## RECORDS SHOWN
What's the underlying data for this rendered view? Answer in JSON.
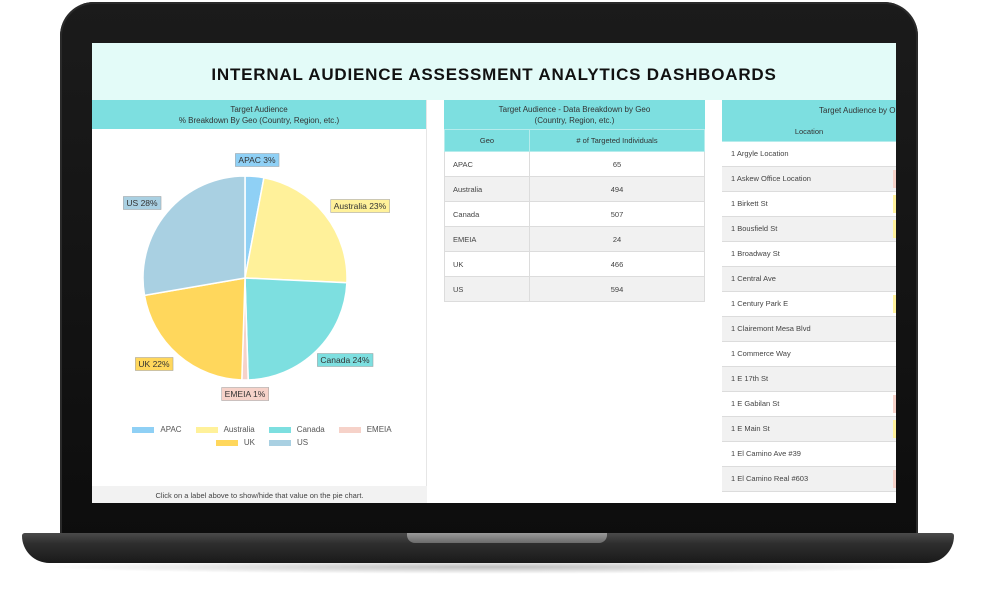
{
  "dashboard": {
    "title": "INTERNAL AUDIENCE ASSESSMENT ANALYTICS DASHBOARDS"
  },
  "pie_panel": {
    "header_line1": "Target Audience",
    "header_line2": "% Breakdown By Geo (Country, Region, etc.)",
    "footer": "Click on a label above to show/hide that value on the pie chart."
  },
  "chart_data": {
    "type": "pie",
    "slices": [
      {
        "name": "APAC",
        "label": "APAC 3%",
        "value": 3,
        "color": "#8fd0f5"
      },
      {
        "name": "Australia",
        "label": "Australia 23%",
        "value": 23,
        "color": "#fff19a"
      },
      {
        "name": "Canada",
        "label": "Canada 24%",
        "value": 24,
        "color": "#7ddfe0"
      },
      {
        "name": "EMEIA",
        "label": "EMEIA 1%",
        "value": 1,
        "color": "#f6d2c9"
      },
      {
        "name": "UK",
        "label": "UK 22%",
        "value": 22,
        "color": "#ffd75c"
      },
      {
        "name": "US",
        "label": "US 28%",
        "value": 28,
        "color": "#a9d0e2"
      }
    ],
    "legend": [
      "APAC",
      "Australia",
      "Canada",
      "EMEIA",
      "UK",
      "US"
    ],
    "legend_position": "bottom"
  },
  "geo_table": {
    "header_line1": "Target Audience - Data Breakdown by Geo",
    "header_line2": "(Country, Region, etc.)",
    "columns": [
      "Geo",
      "# of Targeted Individuals"
    ],
    "rows": [
      [
        "APAC",
        "65"
      ],
      [
        "Australia",
        "494"
      ],
      [
        "Canada",
        "507"
      ],
      [
        "EMEIA",
        "24"
      ],
      [
        "UK",
        "466"
      ],
      [
        "US",
        "594"
      ]
    ]
  },
  "location_panel": {
    "header": "Target Audience by O",
    "column": "Location",
    "rows": [
      "1 Argyle Location",
      "1 Askew Office Location",
      "1 Birkett St",
      "1 Bousfield St",
      "1 Broadway St",
      "1 Central Ave",
      "1 Century Park E",
      "1 Clairemont Mesa Blvd",
      "1 Commerce Way",
      "1 E 17th St",
      "1 E Gabilan St",
      "1 E Main St",
      "1 El Camino Ave #39",
      "1 El Camino Real #603"
    ],
    "edge_colors": [
      "",
      "#f6d2c9",
      "#fff19a",
      "#fff19a",
      "",
      "",
      "#fff19a",
      "",
      "",
      "",
      "#f6d2c9",
      "#fff19a",
      "",
      "#f6d2c9"
    ]
  }
}
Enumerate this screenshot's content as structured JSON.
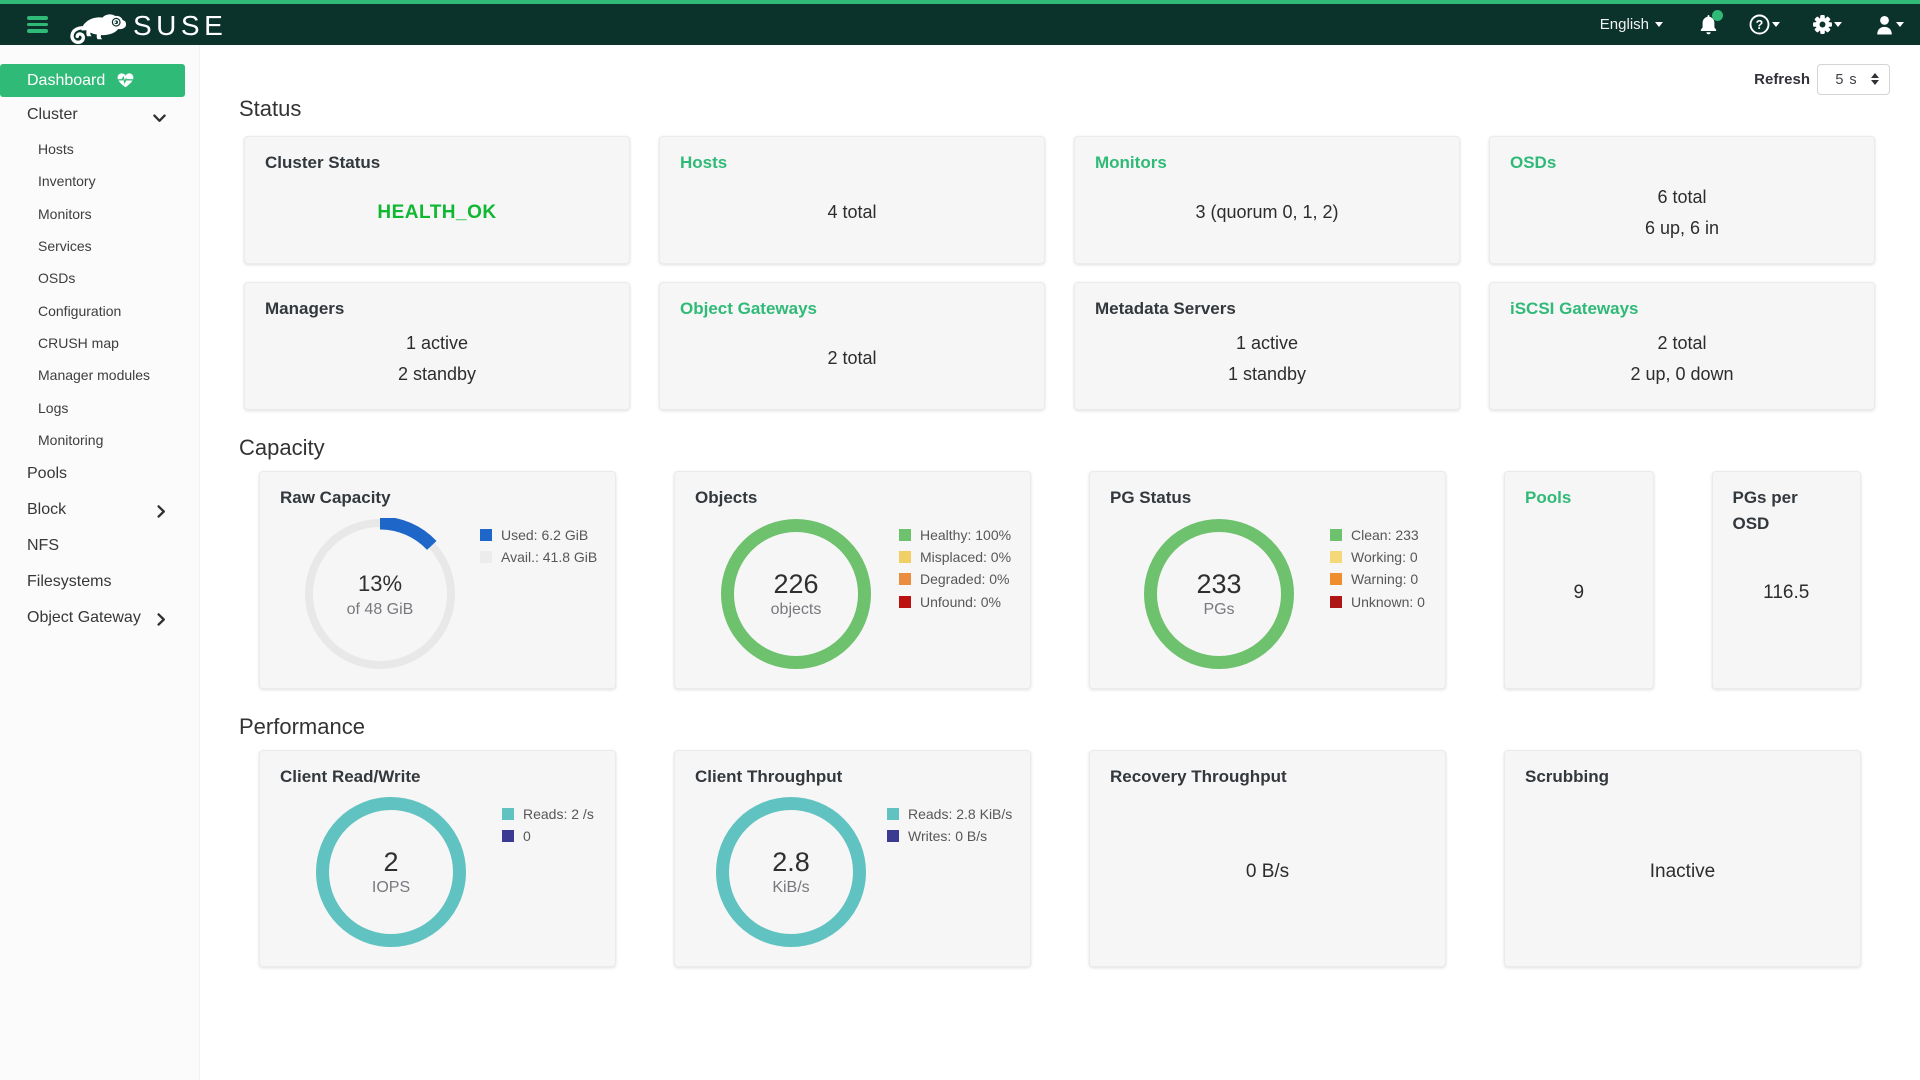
{
  "navbar": {
    "brand": "SUSE",
    "language": "English",
    "icons": [
      "bell-icon",
      "help-icon",
      "gear-icon",
      "user-icon"
    ],
    "accent_color": "#30ba78",
    "background_color": "#0c322c"
  },
  "sidebar": {
    "active": {
      "label": "Dashboard",
      "icon": "heartbeat-icon"
    },
    "items": [
      {
        "label": "Cluster",
        "state": "expanded",
        "children": [
          "Hosts",
          "Inventory",
          "Monitors",
          "Services",
          "OSDs",
          "Configuration",
          "CRUSH map",
          "Manager modules",
          "Logs",
          "Monitoring"
        ]
      },
      {
        "label": "Pools"
      },
      {
        "label": "Block",
        "state": "collapsed"
      },
      {
        "label": "NFS"
      },
      {
        "label": "Filesystems"
      },
      {
        "label": "Object Gateway",
        "state": "collapsed"
      }
    ]
  },
  "toolbar": {
    "refresh_label": "Refresh",
    "refresh_value": "5 s"
  },
  "status": {
    "heading": "Status",
    "cards": [
      {
        "title": "Cluster Status",
        "link": false,
        "lines": [
          "HEALTH_OK"
        ],
        "health": true
      },
      {
        "title": "Hosts",
        "link": true,
        "lines": [
          "4 total"
        ]
      },
      {
        "title": "Monitors",
        "link": true,
        "lines": [
          "3 (quorum 0, 1, 2)"
        ]
      },
      {
        "title": "OSDs",
        "link": true,
        "lines": [
          "6 total",
          "6 up, 6 in"
        ]
      },
      {
        "title": "Managers",
        "link": false,
        "lines": [
          "1 active",
          "2 standby"
        ]
      },
      {
        "title": "Object Gateways",
        "link": true,
        "lines": [
          "2 total"
        ]
      },
      {
        "title": "Metadata Servers",
        "link": false,
        "lines": [
          "1 active",
          "1 standby"
        ]
      },
      {
        "title": "iSCSI Gateways",
        "link": true,
        "lines": [
          "2 total",
          "2 up, 0 down"
        ]
      }
    ]
  },
  "capacity": {
    "heading": "Capacity",
    "cards": [
      {
        "type": "donut",
        "title": "Raw Capacity",
        "link": false,
        "donut": {
          "percent": 13,
          "radius": 71,
          "arc_color": "#1e67c9",
          "arc_width": 13,
          "track_color": "#e8e8e8",
          "track_width": 8,
          "center_value": "13%",
          "center_value_size": 22,
          "center_sub": "of 48 GiB"
        },
        "legend": [
          {
            "color": "#1e67c9",
            "label": "Used: 6.2 GiB"
          },
          {
            "color": "#ececec",
            "label": "Avail.: 41.8 GiB"
          }
        ]
      },
      {
        "type": "donut",
        "title": "Objects",
        "link": false,
        "donut": {
          "percent": 100,
          "radius": 68.5,
          "arc_color": "#6ec16d",
          "arc_width": 13,
          "track_color": "#6ec16d",
          "track_width": 13,
          "center_value": "226",
          "center_value_size": 27,
          "center_sub": "objects"
        },
        "legend": [
          {
            "color": "#6ec16d",
            "label": "Healthy: 100%"
          },
          {
            "color": "#f0d064",
            "label": "Misplaced: 0%"
          },
          {
            "color": "#e98d3e",
            "label": "Degraded: 0%"
          },
          {
            "color": "#bc1111",
            "label": "Unfound: 0%"
          }
        ]
      },
      {
        "type": "donut",
        "title": "PG Status",
        "link": false,
        "donut": {
          "percent": 100,
          "radius": 68.5,
          "arc_color": "#6ec16d",
          "arc_width": 13,
          "track_color": "#6ec16d",
          "track_width": 13,
          "center_value": "233",
          "center_value_size": 27,
          "center_sub": "PGs"
        },
        "legend": [
          {
            "color": "#6ec16d",
            "label": "Clean: 233"
          },
          {
            "color": "#f5d878",
            "label": "Working: 0"
          },
          {
            "color": "#ef8e2e",
            "label": "Warning: 0"
          },
          {
            "color": "#ae1616",
            "label": "Unknown: 0"
          }
        ]
      },
      {
        "type": "split",
        "cards": [
          {
            "title": "Pools",
            "link": true,
            "value": "9"
          },
          {
            "title": "PGs per OSD",
            "link": false,
            "value": "116.5"
          }
        ]
      }
    ]
  },
  "performance": {
    "heading": "Performance",
    "cards": [
      {
        "type": "donut",
        "title": "Client Read/Write",
        "link": false,
        "donut": {
          "percent": 100,
          "radius": 68.5,
          "arc_color": "#60c3c1",
          "arc_width": 13,
          "track_color": "#60c3c1",
          "track_width": 13,
          "center_value": "2",
          "center_value_size": 27,
          "center_sub": "IOPS"
        },
        "legend": [
          {
            "color": "#60c3c1",
            "label": "Reads: 2 /s"
          },
          {
            "color": "#3c3b92",
            "label": "0"
          }
        ]
      },
      {
        "type": "donut",
        "title": "Client Throughput",
        "link": false,
        "donut": {
          "percent": 100,
          "radius": 68.5,
          "arc_color": "#60c3c1",
          "arc_width": 13,
          "track_color": "#60c3c1",
          "track_width": 13,
          "center_value": "2.8",
          "center_value_size": 27,
          "center_sub": "KiB/s"
        },
        "legend": [
          {
            "color": "#60c3c1",
            "label": "Reads: 2.8 KiB/s"
          },
          {
            "color": "#3c3b92",
            "label": "Writes: 0 B/s"
          }
        ]
      },
      {
        "type": "value",
        "title": "Recovery Throughput",
        "link": false,
        "value": "0 B/s"
      },
      {
        "type": "value",
        "title": "Scrubbing",
        "link": false,
        "value": "Inactive"
      }
    ]
  }
}
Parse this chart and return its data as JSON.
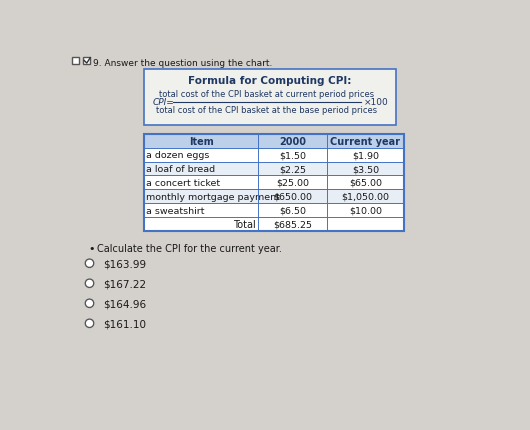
{
  "question_number": "9. Answer the question using the chart.",
  "formula_title": "Formula for Computing CPI:",
  "formula_numerator": "total cost of the CPI basket at current period prices",
  "formula_denominator": "total cost of the CPI basket at the base period prices",
  "formula_multiplier": "×100",
  "table_headers": [
    "Item",
    "2000",
    "Current year"
  ],
  "table_rows": [
    [
      "a dozen eggs",
      "$1.50",
      "$1.90"
    ],
    [
      "a loaf of bread",
      "$2.25",
      "$3.50"
    ],
    [
      "a concert ticket",
      "$25.00",
      "$65.00"
    ],
    [
      "monthly mortgage payment",
      "$650.00",
      "$1,050.00"
    ],
    [
      "a sweatshirt",
      "$6.50",
      "$10.00"
    ]
  ],
  "total_label": "Total",
  "total_value": "$685.25",
  "sub_question": "Calculate the CPI for the current year.",
  "choices": [
    "$163.99",
    "$167.22",
    "$164.96",
    "$161.10"
  ],
  "bg_color": "#d4d0cb",
  "box_border_color": "#4472c4",
  "table_header_bg": "#bdd0e9",
  "table_bg": "#e8e8e4",
  "table_border_color": "#4472c4",
  "text_color_dark": "#1a1a1a",
  "formula_color": "#1f3864",
  "header_text_color": "#1f3864",
  "checkbox_color": "#555555",
  "formula_box_bg": "#f0f0ec"
}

## TASK STATEMENT
Do not copy pictures. Restate exactly the lines from the one containing "Parse this chart and return its data as JSON." through the last line of the records.

## ANSWER TO THIS EXERCISE
Parse this chart and return its data as JSON.
{
  "question_number": "9. Answer the question using the chart.",
  "formula_title": "Formula for Computing CPI:",
  "formula_numerator": "total cost of the CPI basket at current period prices",
  "formula_denominator": "total cost of the CPI basket at the base period prices",
  "formula_multiplier": "×100",
  "table_headers": [
    "Item",
    "2000",
    "Current year"
  ],
  "table_rows": [
    [
      "a dozen eggs",
      "$1.50",
      "$1.90"
    ],
    [
      "a loaf of bread",
      "$2.25",
      "$3.50"
    ],
    [
      "a concert ticket",
      "$25.00",
      "$65.00"
    ],
    [
      "monthly mortgage payment",
      "$650.00",
      "$1,050.00"
    ],
    [
      "a sweatshirt",
      "$6.50",
      "$10.00"
    ]
  ],
  "total_label": "Total",
  "total_value": "$685.25",
  "sub_question": "Calculate the CPI for the current year.",
  "choices": [
    "$163.99",
    "$167.22",
    "$164.96",
    "$161.10"
  ],
  "bg_color": "#d4d0cb",
  "box_border_color": "#4472c4",
  "table_header_bg": "#bdd0e9",
  "table_bg": "#e8e8e4",
  "table_border_color": "#4472c4",
  "text_color_dark": "#1a1a1a",
  "formula_color": "#1f3864",
  "header_text_color": "#1f3864",
  "checkbox_color": "#555555",
  "formula_box_bg": "#f0f0ec"
}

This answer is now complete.